▸ **PROBLEM DETAILS**
Carry none of the pictures over; write out the complete data exactly.

[Dataset items]
--------------------------------
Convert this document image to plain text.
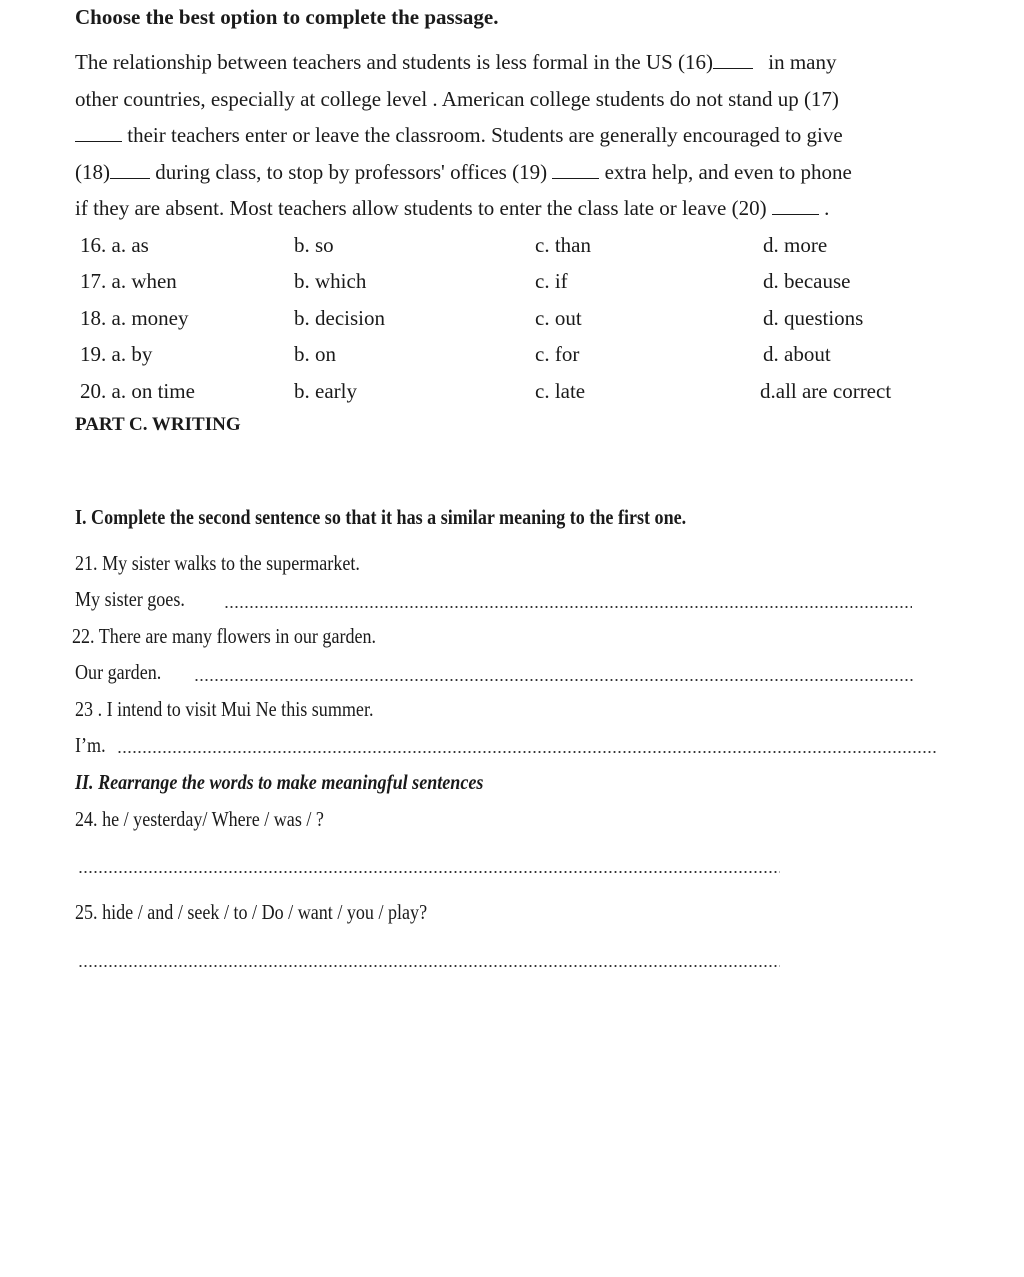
Choose the best option to complete the passage.
The relationship between teachers and students is less formal in the US (16) in many
other countries, especially at college level . American college students do not stand up (17)
their teachers enter or leave the classroom. Students are generally encouraged to give
(18) during class, to stop by professors' offices (19)  extra help, and even to phone
if they are absent. Most teachers allow students to enter the class late or leave (20)  .
16. a. as	b. so	c. than	d. more
17. a. when	b. which	c. if	d. because
18. a. money	b. decision	c. out	d. questions
19. a. by	b. on	c. for	d. about
20. a. on time	b. early	c. late	d.all are correct
PART C. WRITING
I. Complete the second sentence so that it has a similar meaning to the first one.
21. My sister walks to the supermarket.
My sister goes.
22. There are many flowers in our garden.
Our garden.
23 . I intend to visit Mui Ne this summer.
I’m.
II. Rearrange the words to make meaningful sentences
24. he / yesterday/ Where / was / ?
25. hide / and / seek / to / Do / want / you / play?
--------------------------------
▸ **EXERCISE RESPONSE**
Convert this document image to plain text.
Choose the best option to complete the passage.
The relationship between teachers and students is less formal in the US (16) in many
other countries, especially at college level . American college students do not stand up (17)
their teachers enter or leave the classroom. Students are generally encouraged to give
(18) during class, to stop by professors' offices (19)  extra help, and even to phone
if they are absent. Most teachers allow students to enter the class late or leave (20)  .
16. a. as	b. so	c. than	d. more
17. a. when	b. which	c. if	d. because
18. a. money	b. decision	c. out	d. questions
19. a. by	b. on	c. for	d. about
20. a. on time	b. early	c. late	d.all are correct
PART C. WRITING
I. Complete the second sentence so that it has a similar meaning to the first one.
21. My sister walks to the supermarket.
My sister goes.
22. There are many flowers in our garden.
Our garden.
23 . I intend to visit Mui Ne this summer.
I’m.
II. Rearrange the words to make meaningful sentences
24. he / yesterday/ Where / was / ?
25. hide / and / seek / to / Do / want / you / play?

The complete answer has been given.